[Rows from a figure dataset]
# # # #

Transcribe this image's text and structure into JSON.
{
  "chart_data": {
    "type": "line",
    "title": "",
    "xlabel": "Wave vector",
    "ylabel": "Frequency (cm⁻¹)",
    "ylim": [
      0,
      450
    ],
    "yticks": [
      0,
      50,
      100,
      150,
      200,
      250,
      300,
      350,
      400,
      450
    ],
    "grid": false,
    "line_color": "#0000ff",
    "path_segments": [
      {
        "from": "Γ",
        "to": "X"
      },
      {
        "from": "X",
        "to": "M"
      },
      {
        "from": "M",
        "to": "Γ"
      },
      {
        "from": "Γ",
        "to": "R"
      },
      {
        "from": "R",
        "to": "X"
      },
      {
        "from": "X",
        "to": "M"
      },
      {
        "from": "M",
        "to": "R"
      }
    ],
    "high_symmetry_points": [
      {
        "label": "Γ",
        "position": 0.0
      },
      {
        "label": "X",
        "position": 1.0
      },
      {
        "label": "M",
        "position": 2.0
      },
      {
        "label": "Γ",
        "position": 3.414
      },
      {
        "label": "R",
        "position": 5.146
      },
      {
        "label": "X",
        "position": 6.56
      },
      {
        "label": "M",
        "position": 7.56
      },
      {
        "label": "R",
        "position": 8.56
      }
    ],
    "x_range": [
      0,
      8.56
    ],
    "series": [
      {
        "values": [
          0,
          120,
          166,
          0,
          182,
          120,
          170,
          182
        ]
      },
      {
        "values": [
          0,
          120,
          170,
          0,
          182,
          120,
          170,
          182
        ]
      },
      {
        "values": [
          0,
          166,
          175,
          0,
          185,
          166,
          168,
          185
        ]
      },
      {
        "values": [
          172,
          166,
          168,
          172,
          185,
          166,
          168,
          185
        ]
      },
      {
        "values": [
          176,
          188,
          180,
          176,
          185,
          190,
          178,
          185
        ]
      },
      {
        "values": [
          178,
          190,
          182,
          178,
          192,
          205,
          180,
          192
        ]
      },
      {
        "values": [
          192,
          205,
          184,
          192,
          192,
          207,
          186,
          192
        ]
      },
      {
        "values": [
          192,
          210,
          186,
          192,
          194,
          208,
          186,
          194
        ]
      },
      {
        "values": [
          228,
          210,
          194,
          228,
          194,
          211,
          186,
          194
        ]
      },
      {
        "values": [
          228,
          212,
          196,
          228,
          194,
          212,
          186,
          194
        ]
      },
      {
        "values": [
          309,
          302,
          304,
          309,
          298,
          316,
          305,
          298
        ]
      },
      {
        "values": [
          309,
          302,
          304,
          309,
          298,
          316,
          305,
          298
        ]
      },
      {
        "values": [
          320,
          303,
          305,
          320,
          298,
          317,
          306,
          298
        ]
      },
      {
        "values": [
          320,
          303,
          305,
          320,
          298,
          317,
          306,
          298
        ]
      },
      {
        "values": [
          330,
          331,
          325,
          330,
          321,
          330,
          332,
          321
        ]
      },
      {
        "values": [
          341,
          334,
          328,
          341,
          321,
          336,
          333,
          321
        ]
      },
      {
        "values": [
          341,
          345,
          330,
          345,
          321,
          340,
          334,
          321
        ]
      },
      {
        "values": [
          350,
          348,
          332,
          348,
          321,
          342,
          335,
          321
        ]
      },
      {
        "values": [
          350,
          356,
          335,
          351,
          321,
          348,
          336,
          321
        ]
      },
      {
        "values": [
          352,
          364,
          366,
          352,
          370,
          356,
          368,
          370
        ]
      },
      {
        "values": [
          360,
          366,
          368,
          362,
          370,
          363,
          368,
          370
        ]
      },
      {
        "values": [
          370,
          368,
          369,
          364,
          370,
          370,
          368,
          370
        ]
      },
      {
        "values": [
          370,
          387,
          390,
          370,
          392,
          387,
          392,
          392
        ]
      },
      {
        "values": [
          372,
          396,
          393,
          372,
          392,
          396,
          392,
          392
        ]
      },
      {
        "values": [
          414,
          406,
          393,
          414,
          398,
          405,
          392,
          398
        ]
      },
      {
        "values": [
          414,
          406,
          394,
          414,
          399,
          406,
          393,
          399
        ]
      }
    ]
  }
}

# # # #

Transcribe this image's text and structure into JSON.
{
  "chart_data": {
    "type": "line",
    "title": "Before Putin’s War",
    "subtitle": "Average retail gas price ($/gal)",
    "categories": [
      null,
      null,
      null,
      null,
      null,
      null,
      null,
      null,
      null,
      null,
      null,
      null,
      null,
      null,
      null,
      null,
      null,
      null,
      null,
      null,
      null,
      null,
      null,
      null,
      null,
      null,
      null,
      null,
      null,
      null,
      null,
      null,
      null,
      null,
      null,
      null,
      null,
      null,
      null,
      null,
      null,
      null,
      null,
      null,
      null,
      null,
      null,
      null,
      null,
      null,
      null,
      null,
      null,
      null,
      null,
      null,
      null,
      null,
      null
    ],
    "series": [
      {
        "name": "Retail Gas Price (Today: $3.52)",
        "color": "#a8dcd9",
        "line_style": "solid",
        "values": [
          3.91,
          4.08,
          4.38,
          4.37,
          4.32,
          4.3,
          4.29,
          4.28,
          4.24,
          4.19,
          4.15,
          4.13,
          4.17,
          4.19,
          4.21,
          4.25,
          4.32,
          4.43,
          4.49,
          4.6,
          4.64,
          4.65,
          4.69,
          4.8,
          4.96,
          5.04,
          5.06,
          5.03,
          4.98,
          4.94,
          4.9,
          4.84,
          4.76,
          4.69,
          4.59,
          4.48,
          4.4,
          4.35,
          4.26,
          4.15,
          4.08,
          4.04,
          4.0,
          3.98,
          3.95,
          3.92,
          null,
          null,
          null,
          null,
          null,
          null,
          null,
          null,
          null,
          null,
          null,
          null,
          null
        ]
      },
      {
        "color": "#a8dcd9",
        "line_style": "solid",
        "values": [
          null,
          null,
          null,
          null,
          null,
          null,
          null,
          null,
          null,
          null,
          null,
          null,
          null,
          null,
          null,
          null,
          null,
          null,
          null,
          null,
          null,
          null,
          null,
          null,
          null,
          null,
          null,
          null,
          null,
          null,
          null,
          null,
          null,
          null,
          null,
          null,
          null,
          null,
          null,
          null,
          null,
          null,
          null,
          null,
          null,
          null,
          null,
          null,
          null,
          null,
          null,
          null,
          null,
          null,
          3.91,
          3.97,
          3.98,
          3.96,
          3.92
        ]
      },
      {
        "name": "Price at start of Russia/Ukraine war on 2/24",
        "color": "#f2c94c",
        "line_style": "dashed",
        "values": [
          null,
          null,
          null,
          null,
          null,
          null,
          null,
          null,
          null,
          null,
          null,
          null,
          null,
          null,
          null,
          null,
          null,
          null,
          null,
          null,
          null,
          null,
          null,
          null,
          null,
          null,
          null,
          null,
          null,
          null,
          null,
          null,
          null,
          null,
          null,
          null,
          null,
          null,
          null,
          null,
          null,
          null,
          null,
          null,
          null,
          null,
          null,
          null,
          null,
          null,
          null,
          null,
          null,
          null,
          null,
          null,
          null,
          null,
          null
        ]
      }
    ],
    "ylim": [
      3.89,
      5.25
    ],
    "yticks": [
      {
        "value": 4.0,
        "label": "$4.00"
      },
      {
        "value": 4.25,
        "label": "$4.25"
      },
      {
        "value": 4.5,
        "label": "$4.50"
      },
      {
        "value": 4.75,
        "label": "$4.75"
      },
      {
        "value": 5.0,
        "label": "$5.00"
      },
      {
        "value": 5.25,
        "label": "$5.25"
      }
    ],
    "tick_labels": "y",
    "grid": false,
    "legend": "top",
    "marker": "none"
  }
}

# # # #

What to work on:
Find each line with the string "position" and copy it out.

The output:
        "position": 0.0
        "position": 1.0
        "position": 2.0
        "position": 3.414
        "position": 5.146
        "position": 6.56
        "position": 7.56
        "position": 8.56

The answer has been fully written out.